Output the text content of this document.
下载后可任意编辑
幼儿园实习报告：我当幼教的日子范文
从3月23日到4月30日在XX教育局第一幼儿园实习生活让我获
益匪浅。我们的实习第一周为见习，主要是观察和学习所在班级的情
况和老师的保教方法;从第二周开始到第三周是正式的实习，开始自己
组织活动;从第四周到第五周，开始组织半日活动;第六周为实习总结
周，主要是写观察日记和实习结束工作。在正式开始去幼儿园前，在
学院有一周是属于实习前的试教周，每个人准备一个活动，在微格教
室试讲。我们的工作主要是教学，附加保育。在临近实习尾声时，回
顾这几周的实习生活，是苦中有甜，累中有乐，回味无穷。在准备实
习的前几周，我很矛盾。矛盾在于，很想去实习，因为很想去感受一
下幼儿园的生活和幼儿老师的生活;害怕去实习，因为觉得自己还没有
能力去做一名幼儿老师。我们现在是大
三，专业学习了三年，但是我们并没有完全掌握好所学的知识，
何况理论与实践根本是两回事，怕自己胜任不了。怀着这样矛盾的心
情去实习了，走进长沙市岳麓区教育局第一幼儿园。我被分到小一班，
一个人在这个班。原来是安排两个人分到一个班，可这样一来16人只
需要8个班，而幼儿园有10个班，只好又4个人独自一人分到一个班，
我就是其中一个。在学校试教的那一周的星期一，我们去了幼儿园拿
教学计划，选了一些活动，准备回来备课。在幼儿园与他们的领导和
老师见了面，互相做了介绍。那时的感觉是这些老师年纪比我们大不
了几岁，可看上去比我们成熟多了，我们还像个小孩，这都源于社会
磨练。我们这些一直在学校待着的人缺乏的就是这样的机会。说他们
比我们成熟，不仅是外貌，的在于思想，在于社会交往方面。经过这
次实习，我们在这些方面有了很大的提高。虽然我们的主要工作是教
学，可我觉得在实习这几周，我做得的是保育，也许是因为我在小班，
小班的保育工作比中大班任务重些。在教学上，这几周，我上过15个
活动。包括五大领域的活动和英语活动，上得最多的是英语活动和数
# # # # # # #
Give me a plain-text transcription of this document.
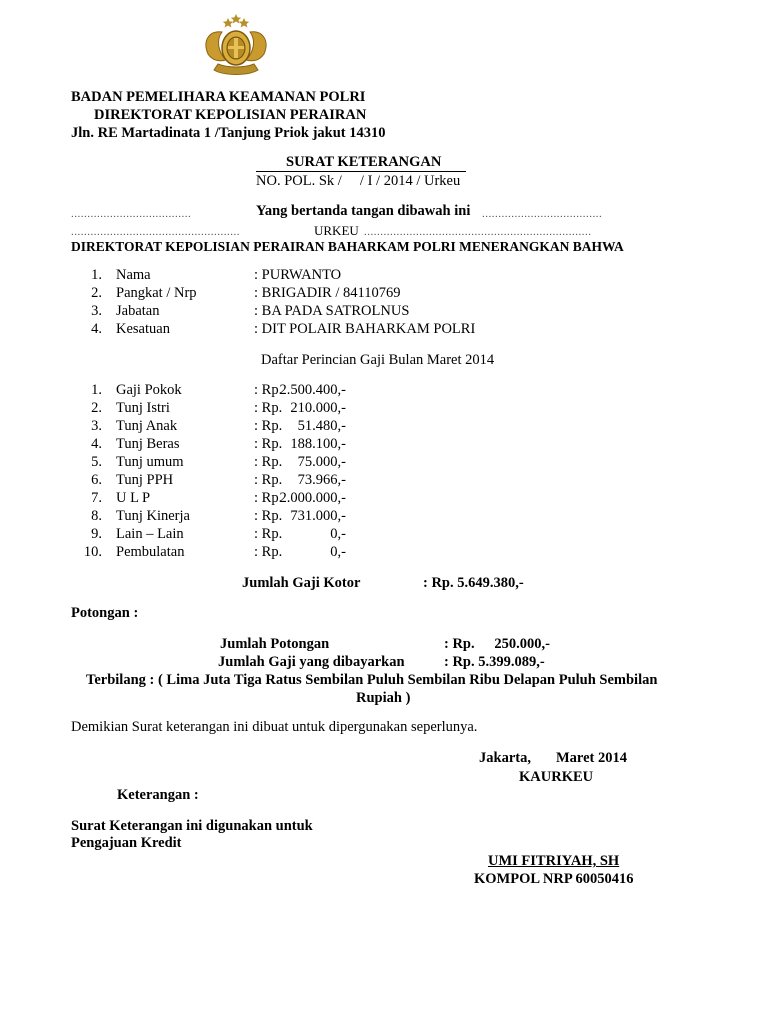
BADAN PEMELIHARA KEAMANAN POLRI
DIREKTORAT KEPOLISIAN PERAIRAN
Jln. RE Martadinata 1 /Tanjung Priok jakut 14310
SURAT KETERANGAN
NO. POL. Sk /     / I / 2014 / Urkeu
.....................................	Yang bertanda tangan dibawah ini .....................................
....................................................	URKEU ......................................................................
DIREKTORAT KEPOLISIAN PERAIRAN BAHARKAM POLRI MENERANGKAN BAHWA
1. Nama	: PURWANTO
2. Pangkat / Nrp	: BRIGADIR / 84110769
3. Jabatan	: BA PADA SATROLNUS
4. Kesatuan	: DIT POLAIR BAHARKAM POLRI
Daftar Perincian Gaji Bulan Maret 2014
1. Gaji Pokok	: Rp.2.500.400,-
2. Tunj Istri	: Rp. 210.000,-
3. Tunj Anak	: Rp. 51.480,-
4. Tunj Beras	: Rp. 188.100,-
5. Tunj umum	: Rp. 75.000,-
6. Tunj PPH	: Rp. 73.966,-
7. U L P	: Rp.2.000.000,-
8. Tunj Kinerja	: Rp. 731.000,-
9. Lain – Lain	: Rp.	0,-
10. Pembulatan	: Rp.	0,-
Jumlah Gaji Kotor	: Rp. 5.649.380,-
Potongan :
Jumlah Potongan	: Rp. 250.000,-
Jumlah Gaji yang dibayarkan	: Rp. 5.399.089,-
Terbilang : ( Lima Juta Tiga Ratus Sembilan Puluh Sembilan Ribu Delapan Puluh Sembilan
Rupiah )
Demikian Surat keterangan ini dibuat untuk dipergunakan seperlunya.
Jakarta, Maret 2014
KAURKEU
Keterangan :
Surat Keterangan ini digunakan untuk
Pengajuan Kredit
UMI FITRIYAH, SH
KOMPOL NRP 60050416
# # # # # # #
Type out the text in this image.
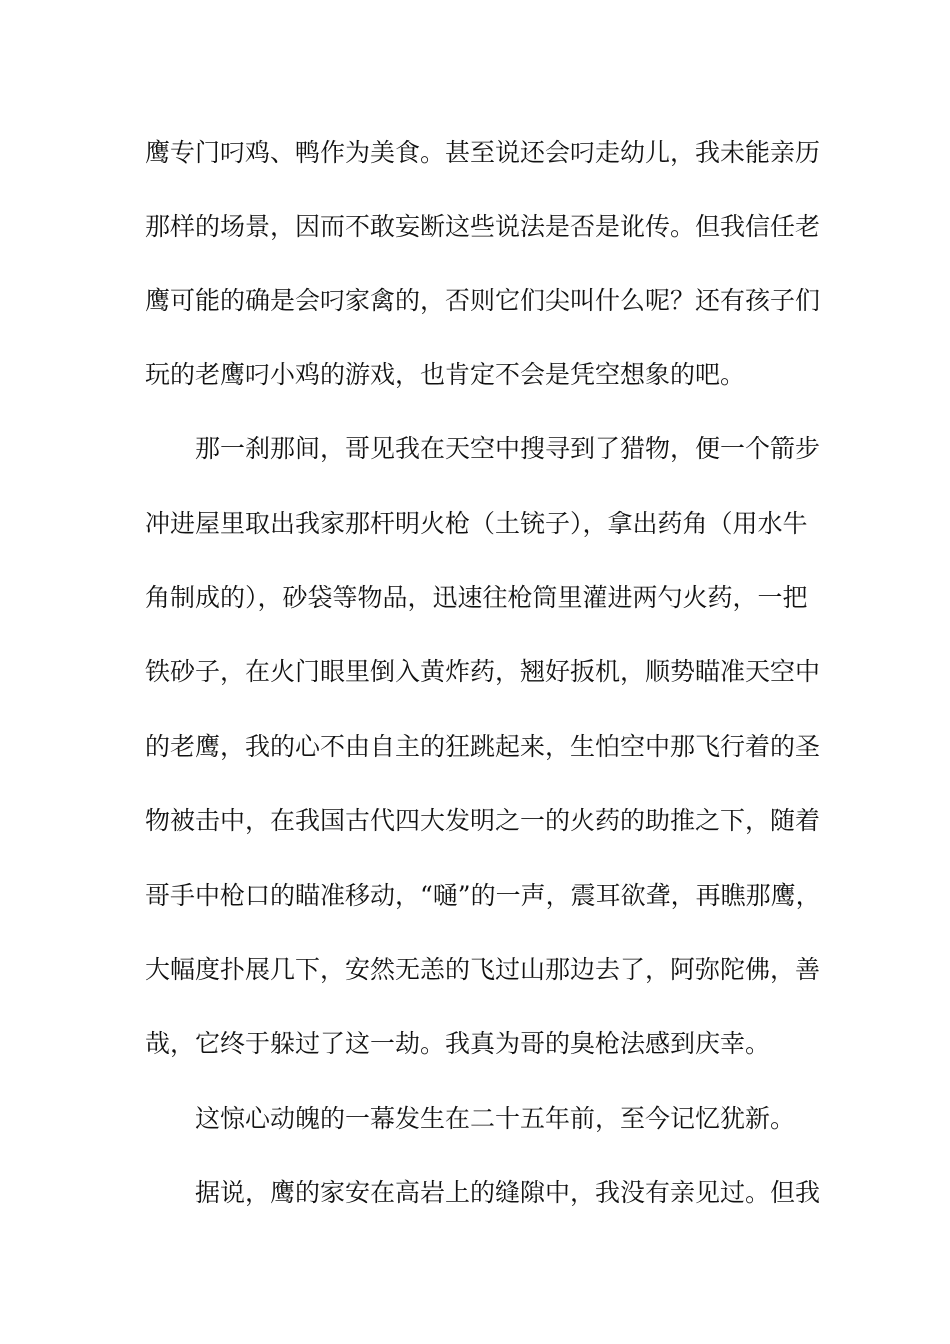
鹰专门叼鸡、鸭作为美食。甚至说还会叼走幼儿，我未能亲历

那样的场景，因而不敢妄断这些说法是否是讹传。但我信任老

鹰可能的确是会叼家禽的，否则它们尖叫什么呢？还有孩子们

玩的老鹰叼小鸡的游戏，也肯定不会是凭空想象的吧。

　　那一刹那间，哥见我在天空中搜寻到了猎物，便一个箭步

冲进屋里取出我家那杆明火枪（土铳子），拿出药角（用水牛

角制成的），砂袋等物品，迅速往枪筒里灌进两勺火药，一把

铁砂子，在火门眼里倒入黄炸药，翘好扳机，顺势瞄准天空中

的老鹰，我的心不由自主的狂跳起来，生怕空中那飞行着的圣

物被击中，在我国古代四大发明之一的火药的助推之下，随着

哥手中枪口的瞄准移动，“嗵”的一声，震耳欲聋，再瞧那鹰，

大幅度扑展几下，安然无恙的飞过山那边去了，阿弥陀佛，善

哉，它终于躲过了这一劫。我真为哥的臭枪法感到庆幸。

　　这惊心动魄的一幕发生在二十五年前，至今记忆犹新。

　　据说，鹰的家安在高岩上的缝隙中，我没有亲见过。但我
# # # # # # #
▶ _TASK GOAL_: Say how many lines above contain the string "DIREKTORAT". Answer with the number only.

▶ _RESULT OF THE EXERCISE_: 2